◆ DIRECTIONS FOR THIS TASK
Transcribe the data in full and exactly, omitting any pictures.

— begin AVAILABLE RECORDS —

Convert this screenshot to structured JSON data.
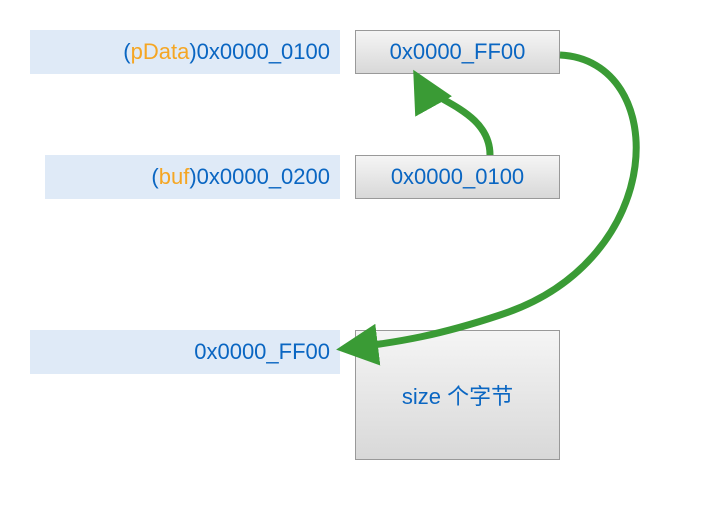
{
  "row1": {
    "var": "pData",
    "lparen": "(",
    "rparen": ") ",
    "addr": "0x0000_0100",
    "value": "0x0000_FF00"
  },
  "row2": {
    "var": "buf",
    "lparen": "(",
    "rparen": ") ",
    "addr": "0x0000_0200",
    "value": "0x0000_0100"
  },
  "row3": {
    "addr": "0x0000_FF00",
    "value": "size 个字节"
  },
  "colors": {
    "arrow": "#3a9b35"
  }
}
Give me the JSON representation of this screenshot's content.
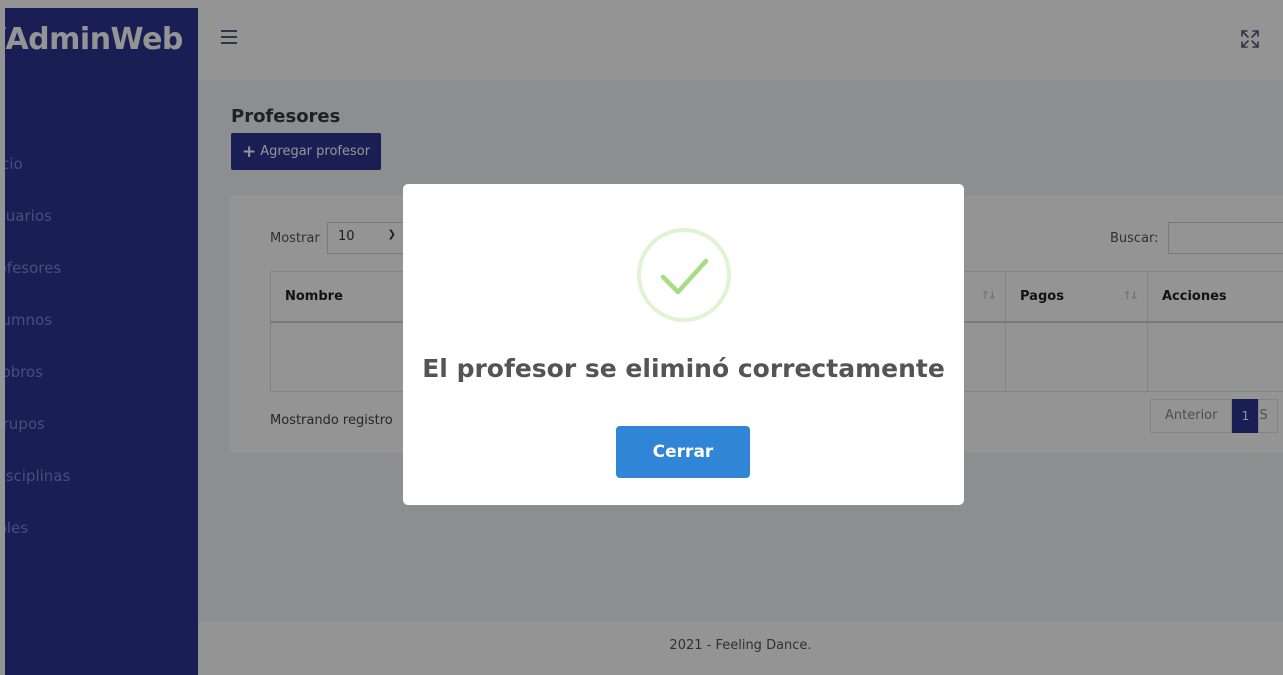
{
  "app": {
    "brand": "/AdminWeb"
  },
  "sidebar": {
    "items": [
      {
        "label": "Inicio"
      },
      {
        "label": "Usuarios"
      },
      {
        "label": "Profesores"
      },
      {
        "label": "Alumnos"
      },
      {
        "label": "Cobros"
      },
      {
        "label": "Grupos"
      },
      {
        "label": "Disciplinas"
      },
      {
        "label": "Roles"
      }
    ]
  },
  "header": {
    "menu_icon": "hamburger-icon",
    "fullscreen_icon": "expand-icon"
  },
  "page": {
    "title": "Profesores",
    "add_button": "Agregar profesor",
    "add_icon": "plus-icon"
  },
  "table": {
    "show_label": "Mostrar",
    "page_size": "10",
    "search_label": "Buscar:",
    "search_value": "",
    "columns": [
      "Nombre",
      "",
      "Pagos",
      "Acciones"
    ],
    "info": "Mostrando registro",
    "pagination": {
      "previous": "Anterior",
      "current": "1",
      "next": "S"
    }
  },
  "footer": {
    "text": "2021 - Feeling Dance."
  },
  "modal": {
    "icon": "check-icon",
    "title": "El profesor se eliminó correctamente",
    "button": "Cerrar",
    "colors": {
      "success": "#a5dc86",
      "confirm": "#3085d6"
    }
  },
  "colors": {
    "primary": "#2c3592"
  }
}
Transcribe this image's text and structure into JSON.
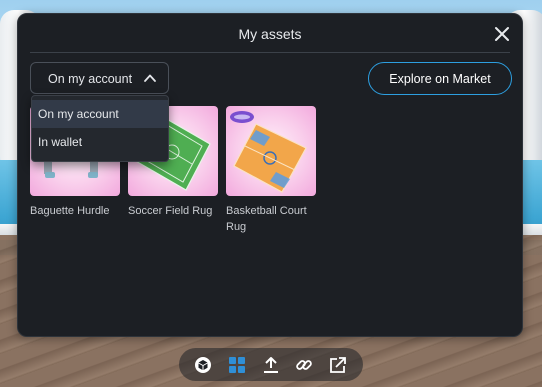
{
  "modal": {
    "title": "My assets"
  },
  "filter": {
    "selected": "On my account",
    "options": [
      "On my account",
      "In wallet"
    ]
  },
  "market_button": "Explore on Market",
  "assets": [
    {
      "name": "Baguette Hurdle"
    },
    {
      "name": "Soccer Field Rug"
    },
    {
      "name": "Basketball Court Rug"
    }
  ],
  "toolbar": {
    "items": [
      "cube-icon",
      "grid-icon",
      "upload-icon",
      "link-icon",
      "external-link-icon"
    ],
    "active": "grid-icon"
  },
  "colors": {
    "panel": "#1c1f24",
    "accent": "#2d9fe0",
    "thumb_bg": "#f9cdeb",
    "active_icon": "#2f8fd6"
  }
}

— end AVAILABLE RECORDS —

◆ SOLVED EXERCISE
Convert this screenshot to structured JSON data.
{
  "row1": {
    "var": "pData",
    "lparen": "(",
    "rparen": ") ",
    "addr": "0x0000_0100",
    "value": "0x0000_FF00"
  },
  "row2": {
    "var": "buf",
    "lparen": "(",
    "rparen": ") ",
    "addr": "0x0000_0200",
    "value": "0x0000_0100"
  },
  "row3": {
    "addr": "0x0000_FF00",
    "value": "size 个字节"
  },
  "colors": {
    "arrow": "#3a9b35"
  }
}
Give me the JSON representation of this screenshot's content.
{
  "app": {
    "brand": "/AdminWeb"
  },
  "sidebar": {
    "items": [
      {
        "label": "Inicio"
      },
      {
        "label": "Usuarios"
      },
      {
        "label": "Profesores"
      },
      {
        "label": "Alumnos"
      },
      {
        "label": "Cobros"
      },
      {
        "label": "Grupos"
      },
      {
        "label": "Disciplinas"
      },
      {
        "label": "Roles"
      }
    ]
  },
  "header": {
    "menu_icon": "hamburger-icon",
    "fullscreen_icon": "expand-icon"
  },
  "page": {
    "title": "Profesores",
    "add_button": "Agregar profesor",
    "add_icon": "plus-icon"
  },
  "table": {
    "show_label": "Mostrar",
    "page_size": "10",
    "search_label": "Buscar:",
    "search_value": "",
    "columns": [
      "Nombre",
      "",
      "Pagos",
      "Acciones"
    ],
    "info": "Mostrando registro",
    "pagination": {
      "previous": "Anterior",
      "current": "1",
      "next": "S"
    }
  },
  "footer": {
    "text": "2021 - Feeling Dance."
  },
  "modal": {
    "icon": "check-icon",
    "title": "El profesor se eliminó correctamente",
    "button": "Cerrar",
    "colors": {
      "success": "#a5dc86",
      "confirm": "#3085d6"
    }
  },
  "colors": {
    "primary": "#2c3592"
  }
}
Transcribe this image's text and structure into JSON.
{
  "modal": {
    "title": "My assets"
  },
  "filter": {
    "selected": "On my account",
    "options": [
      "On my account",
      "In wallet"
    ]
  },
  "market_button": "Explore on Market",
  "assets": [
    {
      "name": "Baguette Hurdle"
    },
    {
      "name": "Soccer Field Rug"
    },
    {
      "name": "Basketball Court Rug"
    }
  ],
  "toolbar": {
    "items": [
      "cube-icon",
      "grid-icon",
      "upload-icon",
      "link-icon",
      "external-link-icon"
    ],
    "active": "grid-icon"
  },
  "colors": {
    "panel": "#1c1f24",
    "accent": "#2d9fe0",
    "thumb_bg": "#f9cdeb",
    "active_icon": "#2f8fd6"
  }
}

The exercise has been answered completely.